EXERCISE OBJECTIVE:
Rename "sparkbar-segment" to "spark-segment" everywhere in the material below, changing nothing else, and reproduce the lines without the pictures.

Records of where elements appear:
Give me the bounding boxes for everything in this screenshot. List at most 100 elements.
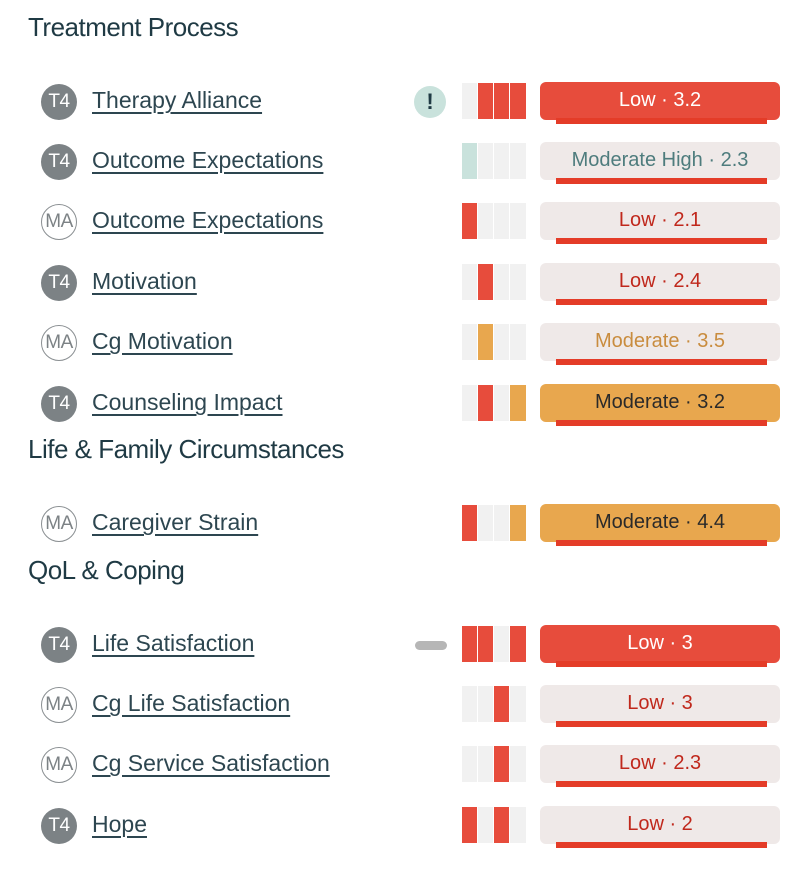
sparkbar-segment — [462, 626, 478, 662]
measure-link[interactable]: Cg Service Satisfaction — [92, 750, 330, 776]
sparkbar-segment — [462, 264, 478, 300]
measure-row: T4 Outcome Expectations Moderate High · 2.… — [0, 142, 810, 184]
measure-link[interactable]: Therapy Alliance — [92, 87, 263, 113]
trend-sparkbar — [462, 686, 526, 722]
sparkbar-segment — [462, 143, 478, 179]
measure-row: MA Caregiver Strain Moderate · 4.4 — [0, 504, 810, 546]
score-pill[interactable]: Low · 3.2 — [540, 82, 780, 120]
sparkbar-segment — [478, 807, 494, 843]
trend-sparkbar — [462, 83, 526, 119]
score-underbar — [556, 721, 767, 727]
score-pill[interactable]: Moderate · 4.4 — [540, 504, 780, 542]
respondent-badge: T4 — [41, 386, 77, 422]
measure-link[interactable]: Outcome Expectations — [92, 207, 324, 233]
respondent-badge: MA — [41, 747, 77, 783]
trend-sparkbar — [462, 264, 526, 300]
score-underbar — [556, 118, 767, 124]
section-title: Life & Family Circumstances — [28, 434, 344, 464]
score-text: Moderate · 3.2 — [594, 390, 726, 413]
measure-link[interactable]: Motivation — [92, 268, 197, 294]
respondent-badge: MA — [41, 687, 77, 723]
sparkbar-segment — [462, 746, 478, 782]
respondent-badge: T4 — [41, 265, 77, 301]
measure-link[interactable]: Hope — [92, 811, 147, 837]
measure-link[interactable]: Caregiver Strain — [92, 509, 259, 535]
section-title: QoL & Coping — [28, 555, 185, 585]
sparkbar-segment — [462, 385, 478, 421]
score-pill[interactable]: Low · 2 — [540, 806, 780, 844]
measure-row: MA Cg Service Satisfaction Low · 2.3 — [0, 745, 810, 787]
sparkbar-segment — [494, 385, 510, 421]
score-underbar — [556, 842, 767, 848]
measure-row: T4 Life Satisfaction Low · 3 — [0, 625, 810, 667]
score-text: Low · 2 — [627, 812, 693, 835]
respondent-badge: MA — [41, 506, 77, 542]
respondent-badge: MA — [41, 325, 77, 361]
measure-row: MA Outcome Expectations Low · 2.1 — [0, 202, 810, 244]
trend-sparkbar — [462, 143, 526, 179]
sparkbar-segment — [478, 83, 494, 119]
sparkbar-segment — [494, 746, 510, 782]
measure-row: T4 Therapy Alliance! Low · 3.2 — [0, 82, 810, 124]
sparkbar-segment — [510, 385, 526, 421]
score-underbar — [556, 359, 767, 365]
measure-row: MA Cg Motivation Moderate · 3.5 — [0, 323, 810, 365]
dash-icon — [415, 641, 447, 650]
measure-link[interactable]: Cg Motivation — [92, 328, 233, 354]
measure-link[interactable]: Outcome Expectations — [92, 147, 324, 173]
sparkbar-segment — [478, 746, 494, 782]
sparkbar-segment — [510, 83, 526, 119]
score-pill[interactable]: Low · 3 — [540, 685, 780, 723]
score-text: Moderate High · 2.3 — [571, 148, 749, 171]
sparkbar-segment — [478, 324, 494, 360]
score-pill[interactable]: Moderate · 3.5 — [540, 323, 780, 361]
sparkbar-segment — [494, 626, 510, 662]
trend-sparkbar — [462, 203, 526, 239]
score-pill[interactable]: Moderate High · 2.3 — [540, 142, 780, 180]
score-underbar — [556, 781, 767, 787]
sparkbar-segment — [494, 203, 510, 239]
score-underbar — [556, 661, 767, 667]
respondent-badge: T4 — [41, 627, 77, 663]
score-pill[interactable]: Low · 2.4 — [540, 263, 780, 301]
trend-sparkbar — [462, 746, 526, 782]
sparkbar-segment — [478, 626, 494, 662]
score-text: Low · 3 — [627, 691, 693, 714]
sparkbar-segment — [462, 505, 478, 541]
measure-link[interactable]: Cg Life Satisfaction — [92, 690, 291, 716]
score-underbar — [556, 178, 767, 184]
sparkbar-segment — [462, 203, 478, 239]
score-underbar — [556, 540, 767, 546]
measure-link[interactable]: Counseling Impact — [92, 389, 283, 415]
measure-row: T4 Hope Low · 2 — [0, 806, 810, 848]
sparkbar-segment — [510, 746, 526, 782]
sparkbar-segment — [478, 385, 494, 421]
measure-link[interactable]: Life Satisfaction — [92, 630, 255, 656]
score-text: Low · 3 — [627, 631, 693, 654]
sparkbar-segment — [510, 264, 526, 300]
score-pill[interactable]: Low · 3 — [540, 625, 780, 663]
section-title: Treatment Process — [28, 12, 239, 42]
score-pill[interactable]: Low · 2.3 — [540, 745, 780, 783]
measure-row: T4 Counseling Impact Moderate · 3.2 — [0, 384, 810, 426]
sparkbar-segment — [510, 143, 526, 179]
sparkbar-segment — [510, 505, 526, 541]
sparkbar-segment — [494, 505, 510, 541]
score-pill[interactable]: Low · 2.1 — [540, 202, 780, 240]
measure-row: T4 Motivation Low · 2.4 — [0, 263, 810, 305]
score-pill[interactable]: Moderate · 3.2 — [540, 384, 780, 422]
score-text: Moderate · 4.4 — [594, 510, 726, 533]
respondent-badge: T4 — [41, 144, 77, 180]
score-text: Low · 2.3 — [618, 751, 702, 774]
respondent-badge: MA — [41, 204, 77, 240]
respondent-badge: T4 — [41, 808, 77, 844]
alert-icon[interactable]: ! — [414, 86, 446, 118]
sparkbar-segment — [494, 264, 510, 300]
sparkbar-segment — [462, 83, 478, 119]
sparkbar-segment — [478, 686, 494, 722]
score-text: Low · 2.1 — [618, 208, 702, 231]
sparkbar-segment — [478, 203, 494, 239]
score-text: Low · 2.4 — [618, 269, 702, 292]
sparkbar-segment — [494, 324, 510, 360]
sparkbar-segment — [510, 203, 526, 239]
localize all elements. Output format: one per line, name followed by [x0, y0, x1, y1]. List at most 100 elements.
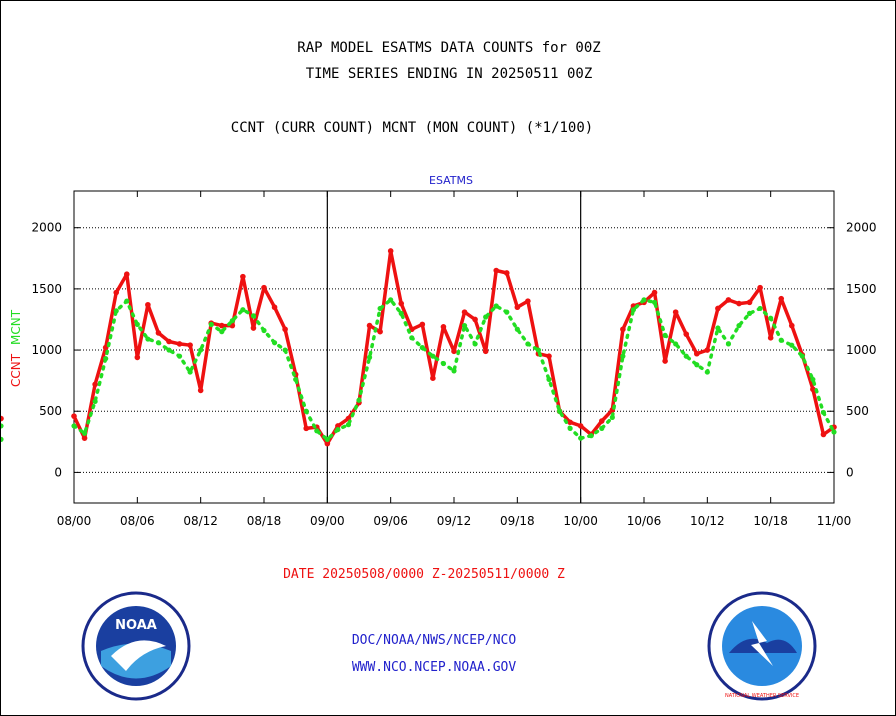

RESPONSE TO THIS TASK:
Give me the bounding boxes for everything in this screenshot. List at most 100 elements.
spark-segment — [462, 626, 478, 662]
measure-link[interactable]: Cg Service Satisfaction — [92, 750, 330, 776]
spark-segment — [462, 264, 478, 300]
measure-row: T4 Outcome Expectations Moderate High · 2.… — [0, 142, 810, 184]
measure-link[interactable]: Therapy Alliance — [92, 87, 263, 113]
trend-sparkbar — [462, 686, 526, 722]
spark-segment — [462, 143, 478, 179]
measure-row: MA Caregiver Strain Moderate · 4.4 — [0, 504, 810, 546]
score-pill[interactable]: Low · 3.2 — [540, 82, 780, 120]
spark-segment — [478, 807, 494, 843]
trend-sparkbar — [462, 83, 526, 119]
score-underbar — [556, 721, 767, 727]
score-pill[interactable]: Moderate · 4.4 — [540, 504, 780, 542]
respondent-badge: T4 — [41, 386, 77, 422]
measure-link[interactable]: Outcome Expectations — [92, 207, 324, 233]
respondent-badge: MA — [41, 747, 77, 783]
trend-sparkbar — [462, 264, 526, 300]
score-underbar — [556, 118, 767, 124]
section-title: Life & Family Circumstances — [28, 434, 344, 464]
score-text: Moderate · 3.2 — [594, 390, 726, 413]
measure-link[interactable]: Motivation — [92, 268, 197, 294]
respondent-badge: MA — [41, 687, 77, 723]
spark-segment — [462, 746, 478, 782]
respondent-badge: T4 — [41, 265, 77, 301]
measure-link[interactable]: Hope — [92, 811, 147, 837]
measure-link[interactable]: Caregiver Strain — [92, 509, 259, 535]
section-title: QoL & Coping — [28, 555, 185, 585]
spark-segment — [462, 385, 478, 421]
score-pill[interactable]: Low · 2 — [540, 806, 780, 844]
measure-row: MA Cg Service Satisfaction Low · 2.3 — [0, 745, 810, 787]
spark-segment — [494, 385, 510, 421]
score-underbar — [556, 842, 767, 848]
measure-row: T4 Life Satisfaction Low · 3 — [0, 625, 810, 667]
score-text: Low · 2 — [627, 812, 693, 835]
respondent-badge: MA — [41, 506, 77, 542]
respondent-badge: MA — [41, 325, 77, 361]
measure-row: MA Outcome Expectations Low · 2.1 — [0, 202, 810, 244]
trend-sparkbar — [462, 143, 526, 179]
spark-segment — [478, 83, 494, 119]
spark-segment — [494, 746, 510, 782]
measure-row: T4 Therapy Alliance! Low · 3.2 — [0, 82, 810, 124]
spark-segment — [510, 385, 526, 421]
score-underbar — [556, 359, 767, 365]
measure-row: MA Cg Motivation Moderate · 3.5 — [0, 323, 810, 365]
dash-icon — [415, 641, 447, 650]
measure-link[interactable]: Cg Motivation — [92, 328, 233, 354]
measure-link[interactable]: Outcome Expectations — [92, 147, 324, 173]
spark-segment — [478, 746, 494, 782]
spark-segment — [510, 83, 526, 119]
score-pill[interactable]: Low · 3 — [540, 685, 780, 723]
score-text: Moderate High · 2.3 — [571, 148, 749, 171]
spark-segment — [478, 324, 494, 360]
score-pill[interactable]: Moderate · 3.5 — [540, 323, 780, 361]
spark-segment — [494, 626, 510, 662]
trend-sparkbar — [462, 203, 526, 239]
score-pill[interactable]: Moderate High · 2.3 — [540, 142, 780, 180]
score-underbar — [556, 781, 767, 787]
spark-segment — [494, 203, 510, 239]
score-underbar — [556, 661, 767, 667]
respondent-badge: T4 — [41, 627, 77, 663]
score-pill[interactable]: Low · 2.4 — [540, 263, 780, 301]
trend-sparkbar — [462, 746, 526, 782]
spark-segment — [478, 626, 494, 662]
score-text: Low · 3 — [627, 691, 693, 714]
spark-segment — [462, 505, 478, 541]
measure-link[interactable]: Cg Life Satisfaction — [92, 690, 291, 716]
score-underbar — [556, 178, 767, 184]
spark-segment — [462, 203, 478, 239]
score-underbar — [556, 540, 767, 546]
measure-link[interactable]: Counseling Impact — [92, 389, 283, 415]
measure-row: T4 Hope Low · 2 — [0, 806, 810, 848]
spark-segment — [510, 746, 526, 782]
spark-segment — [478, 385, 494, 421]
measure-link[interactable]: Life Satisfaction — [92, 630, 255, 656]
score-text: Low · 3 — [627, 631, 693, 654]
spark-segment — [510, 264, 526, 300]
score-pill[interactable]: Low · 3 — [540, 625, 780, 663]
section-title: Treatment Process — [28, 12, 239, 42]
score-pill[interactable]: Low · 2.3 — [540, 745, 780, 783]
measure-row: T4 Counseling Impact Moderate · 3.2 — [0, 384, 810, 426]
spark-segment — [510, 143, 526, 179]
spark-segment — [510, 505, 526, 541]
spark-segment — [494, 505, 510, 541]
score-pill[interactable]: Low · 2.1 — [540, 202, 780, 240]
measure-row: T4 Motivation Low · 2.4 — [0, 263, 810, 305]
score-pill[interactable]: Moderate · 3.2 — [540, 384, 780, 422]
score-text: Moderate · 4.4 — [594, 510, 726, 533]
respondent-badge: T4 — [41, 144, 77, 180]
score-text: Low · 2.3 — [618, 751, 702, 774]
respondent-badge: MA — [41, 204, 77, 240]
respondent-badge: T4 — [41, 808, 77, 844]
alert-icon[interactable]: ! — [414, 86, 446, 118]
spark-segment — [494, 264, 510, 300]
spark-segment — [462, 83, 478, 119]
spark-segment — [478, 686, 494, 722]
score-text: Low · 2.1 — [618, 208, 702, 231]
spark-segment — [478, 203, 494, 239]
score-text: Low · 2.4 — [618, 269, 702, 292]
spark-segment — [494, 324, 510, 360]
spark-segment — [510, 203, 526, 239]
localize all elements. Output format: one per line, name followed by [x0, y0, x1, y1]. List at most 100 elements.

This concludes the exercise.